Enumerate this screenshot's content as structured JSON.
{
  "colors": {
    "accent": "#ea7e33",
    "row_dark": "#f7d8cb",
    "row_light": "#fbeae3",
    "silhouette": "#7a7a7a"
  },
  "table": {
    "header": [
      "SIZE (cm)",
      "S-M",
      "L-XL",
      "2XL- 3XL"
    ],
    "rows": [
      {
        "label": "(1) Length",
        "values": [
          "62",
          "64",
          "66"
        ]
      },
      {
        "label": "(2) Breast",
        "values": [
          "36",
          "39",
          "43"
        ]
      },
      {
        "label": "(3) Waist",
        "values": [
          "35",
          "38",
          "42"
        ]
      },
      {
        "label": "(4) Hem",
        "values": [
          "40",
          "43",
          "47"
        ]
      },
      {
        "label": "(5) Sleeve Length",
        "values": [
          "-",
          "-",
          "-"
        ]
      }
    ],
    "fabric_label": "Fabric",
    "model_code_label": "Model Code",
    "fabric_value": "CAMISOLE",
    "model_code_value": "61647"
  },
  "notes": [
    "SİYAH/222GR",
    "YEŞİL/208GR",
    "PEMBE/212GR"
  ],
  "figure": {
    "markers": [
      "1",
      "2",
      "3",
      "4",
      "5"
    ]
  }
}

● ● ●

→ **TASK INSTRUCTIONS**: Above are some records; extract every one of them exactly.

→ **CORRECT OUTPUT**:
Enumerate this screenshot's content as structured JSON.
{
  "colors": {
    "accent": "#ea7e33",
    "row_dark": "#f7d8cb",
    "row_light": "#fbeae3",
    "silhouette": "#7a7a7a"
  },
  "table": {
    "header": [
      "SIZE (cm)",
      "S-M",
      "L-XL",
      "2XL- 3XL"
    ],
    "rows": [
      {
        "label": "(1) Length",
        "values": [
          "62",
          "64",
          "66"
        ]
      },
      {
        "label": "(2) Breast",
        "values": [
          "36",
          "39",
          "43"
        ]
      },
      {
        "label": "(3) Waist",
        "values": [
          "35",
          "38",
          "42"
        ]
      },
      {
        "label": "(4) Hem",
        "values": [
          "40",
          "43",
          "47"
        ]
      },
      {
        "label": "(5) Sleeve Length",
        "values": [
          "-",
          "-",
          "-"
        ]
      }
    ],
    "fabric_label": "Fabric",
    "model_code_label": "Model Code",
    "fabric_value": "CAMISOLE",
    "model_code_value": "61647"
  },
  "notes": [
    "SİYAH/222GR",
    "YEŞİL/208GR",
    "PEMBE/212GR"
  ],
  "figure": {
    "markers": [
      "1",
      "2",
      "3",
      "4",
      "5"
    ]
  }
}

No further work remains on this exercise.